§ **GIVEN INSTRUCTION**
Locate all lines with the word "semejante". Copy them.

§ **RECORDS FOR THE TASK**
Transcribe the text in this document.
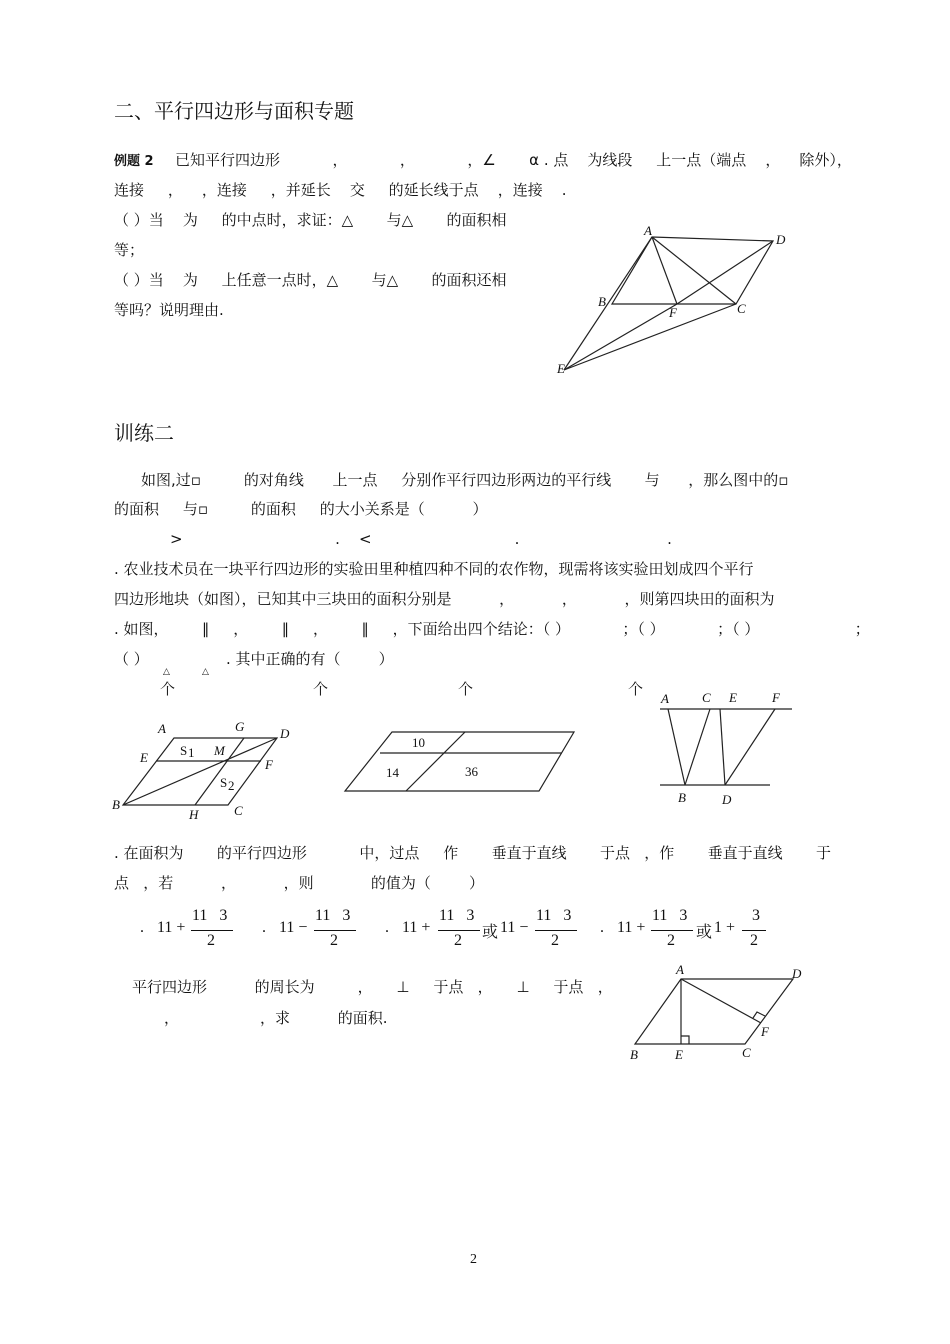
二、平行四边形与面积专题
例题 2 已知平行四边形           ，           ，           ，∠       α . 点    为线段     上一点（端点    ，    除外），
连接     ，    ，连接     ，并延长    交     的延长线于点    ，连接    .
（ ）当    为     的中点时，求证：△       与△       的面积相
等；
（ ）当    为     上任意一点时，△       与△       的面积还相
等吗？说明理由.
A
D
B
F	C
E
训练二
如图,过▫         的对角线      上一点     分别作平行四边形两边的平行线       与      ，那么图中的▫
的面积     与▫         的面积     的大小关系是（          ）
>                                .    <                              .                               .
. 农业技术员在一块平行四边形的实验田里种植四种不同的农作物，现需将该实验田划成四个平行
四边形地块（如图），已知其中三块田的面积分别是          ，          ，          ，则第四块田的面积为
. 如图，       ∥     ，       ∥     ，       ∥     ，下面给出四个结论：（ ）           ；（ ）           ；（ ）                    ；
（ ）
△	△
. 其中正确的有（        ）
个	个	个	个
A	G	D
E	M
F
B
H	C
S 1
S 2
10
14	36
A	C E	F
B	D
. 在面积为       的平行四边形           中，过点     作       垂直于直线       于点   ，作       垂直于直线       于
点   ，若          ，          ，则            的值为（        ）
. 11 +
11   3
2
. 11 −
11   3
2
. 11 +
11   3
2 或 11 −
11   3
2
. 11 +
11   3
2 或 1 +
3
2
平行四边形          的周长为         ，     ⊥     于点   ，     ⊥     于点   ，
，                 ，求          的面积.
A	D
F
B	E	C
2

...

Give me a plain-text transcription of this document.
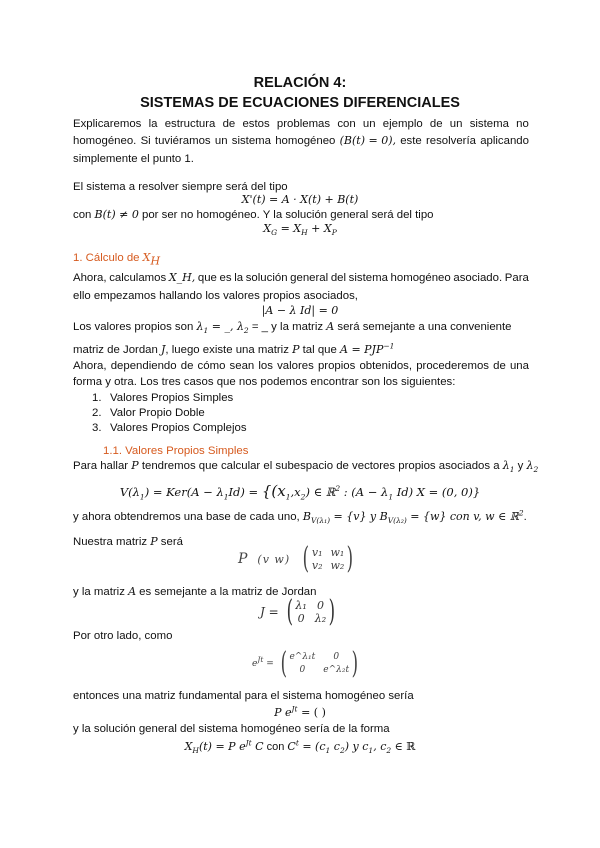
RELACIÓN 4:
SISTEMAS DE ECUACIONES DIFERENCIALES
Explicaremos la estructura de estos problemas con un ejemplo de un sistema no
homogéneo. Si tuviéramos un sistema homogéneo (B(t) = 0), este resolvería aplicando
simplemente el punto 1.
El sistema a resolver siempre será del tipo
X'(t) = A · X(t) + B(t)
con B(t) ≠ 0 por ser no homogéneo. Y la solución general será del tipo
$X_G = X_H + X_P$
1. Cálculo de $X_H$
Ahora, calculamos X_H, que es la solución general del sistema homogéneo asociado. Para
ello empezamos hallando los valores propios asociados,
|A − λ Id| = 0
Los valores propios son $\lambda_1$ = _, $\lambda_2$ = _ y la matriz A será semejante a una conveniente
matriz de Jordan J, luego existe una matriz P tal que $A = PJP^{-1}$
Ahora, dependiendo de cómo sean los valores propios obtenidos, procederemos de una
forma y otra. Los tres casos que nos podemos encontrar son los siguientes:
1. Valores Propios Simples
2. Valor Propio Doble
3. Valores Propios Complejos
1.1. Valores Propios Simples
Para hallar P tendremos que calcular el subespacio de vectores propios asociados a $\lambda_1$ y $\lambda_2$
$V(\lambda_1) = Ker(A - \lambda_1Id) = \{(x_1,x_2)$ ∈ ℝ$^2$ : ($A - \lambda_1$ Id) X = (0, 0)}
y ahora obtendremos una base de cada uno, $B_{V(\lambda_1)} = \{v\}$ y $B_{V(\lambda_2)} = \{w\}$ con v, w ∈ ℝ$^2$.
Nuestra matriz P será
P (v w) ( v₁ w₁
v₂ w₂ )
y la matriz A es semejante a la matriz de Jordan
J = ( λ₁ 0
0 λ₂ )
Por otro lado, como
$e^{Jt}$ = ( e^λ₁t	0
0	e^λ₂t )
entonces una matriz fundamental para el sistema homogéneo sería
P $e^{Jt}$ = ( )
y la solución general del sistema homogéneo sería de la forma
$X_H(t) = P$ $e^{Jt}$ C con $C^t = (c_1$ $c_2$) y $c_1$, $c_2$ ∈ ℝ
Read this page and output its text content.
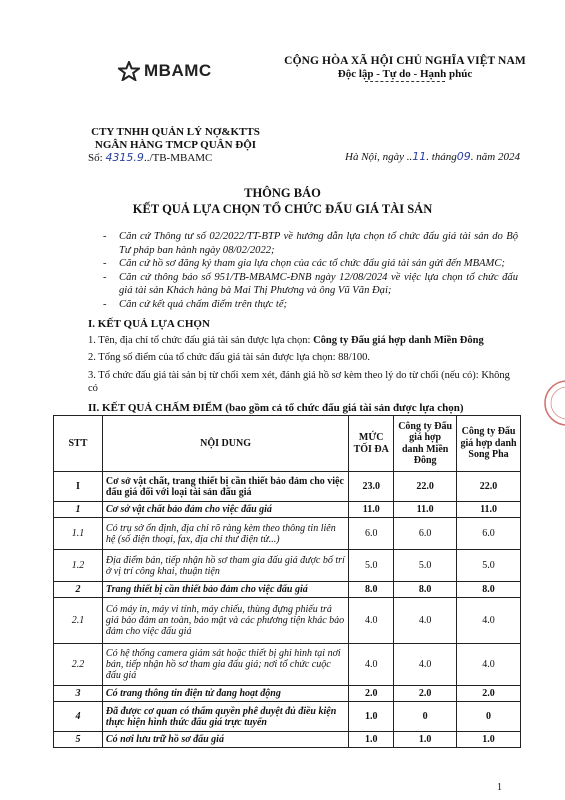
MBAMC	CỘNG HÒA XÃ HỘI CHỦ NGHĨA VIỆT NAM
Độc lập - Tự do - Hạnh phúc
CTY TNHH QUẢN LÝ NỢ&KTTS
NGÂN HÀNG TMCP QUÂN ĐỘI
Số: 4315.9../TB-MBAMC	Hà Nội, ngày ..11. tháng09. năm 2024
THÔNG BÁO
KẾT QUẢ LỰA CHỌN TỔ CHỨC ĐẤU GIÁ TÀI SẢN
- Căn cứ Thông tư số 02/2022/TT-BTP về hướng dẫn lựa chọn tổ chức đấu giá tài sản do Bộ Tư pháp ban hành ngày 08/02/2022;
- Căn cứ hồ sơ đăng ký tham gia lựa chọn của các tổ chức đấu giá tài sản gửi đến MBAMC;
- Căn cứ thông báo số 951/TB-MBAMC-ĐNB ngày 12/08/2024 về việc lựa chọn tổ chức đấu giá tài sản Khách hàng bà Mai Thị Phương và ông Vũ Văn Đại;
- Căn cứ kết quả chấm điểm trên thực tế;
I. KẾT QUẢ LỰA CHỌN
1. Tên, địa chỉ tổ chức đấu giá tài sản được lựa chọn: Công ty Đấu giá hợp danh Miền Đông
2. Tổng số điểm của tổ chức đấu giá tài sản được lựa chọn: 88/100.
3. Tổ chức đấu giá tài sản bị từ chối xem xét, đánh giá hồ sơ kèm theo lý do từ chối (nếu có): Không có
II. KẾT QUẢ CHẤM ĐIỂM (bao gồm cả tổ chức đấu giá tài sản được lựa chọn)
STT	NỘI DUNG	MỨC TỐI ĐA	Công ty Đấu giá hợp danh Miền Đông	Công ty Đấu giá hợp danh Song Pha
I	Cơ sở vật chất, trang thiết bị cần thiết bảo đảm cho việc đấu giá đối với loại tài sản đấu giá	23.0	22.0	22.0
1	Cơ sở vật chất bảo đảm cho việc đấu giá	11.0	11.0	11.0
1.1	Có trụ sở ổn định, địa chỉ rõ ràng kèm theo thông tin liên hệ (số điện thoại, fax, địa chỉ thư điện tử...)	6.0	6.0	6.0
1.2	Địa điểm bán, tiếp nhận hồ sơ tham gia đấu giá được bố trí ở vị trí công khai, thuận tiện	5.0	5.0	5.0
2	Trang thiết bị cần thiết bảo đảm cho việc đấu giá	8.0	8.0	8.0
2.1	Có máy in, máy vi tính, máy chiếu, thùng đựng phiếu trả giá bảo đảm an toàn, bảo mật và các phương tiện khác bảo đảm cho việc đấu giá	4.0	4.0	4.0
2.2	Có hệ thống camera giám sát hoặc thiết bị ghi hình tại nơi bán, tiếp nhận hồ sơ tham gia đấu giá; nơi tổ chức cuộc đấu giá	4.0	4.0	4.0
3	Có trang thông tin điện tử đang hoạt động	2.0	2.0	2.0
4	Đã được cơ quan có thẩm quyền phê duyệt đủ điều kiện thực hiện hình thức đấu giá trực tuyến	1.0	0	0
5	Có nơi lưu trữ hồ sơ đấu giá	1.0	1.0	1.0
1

§ **COMPLETED EXERCISE**
Los valores propios son $\lambda_1$ = _, $\lambda_2$ = _ y la matriz A será semejante a una conveniente
y la matriz A es semejante a la matriz de Jordan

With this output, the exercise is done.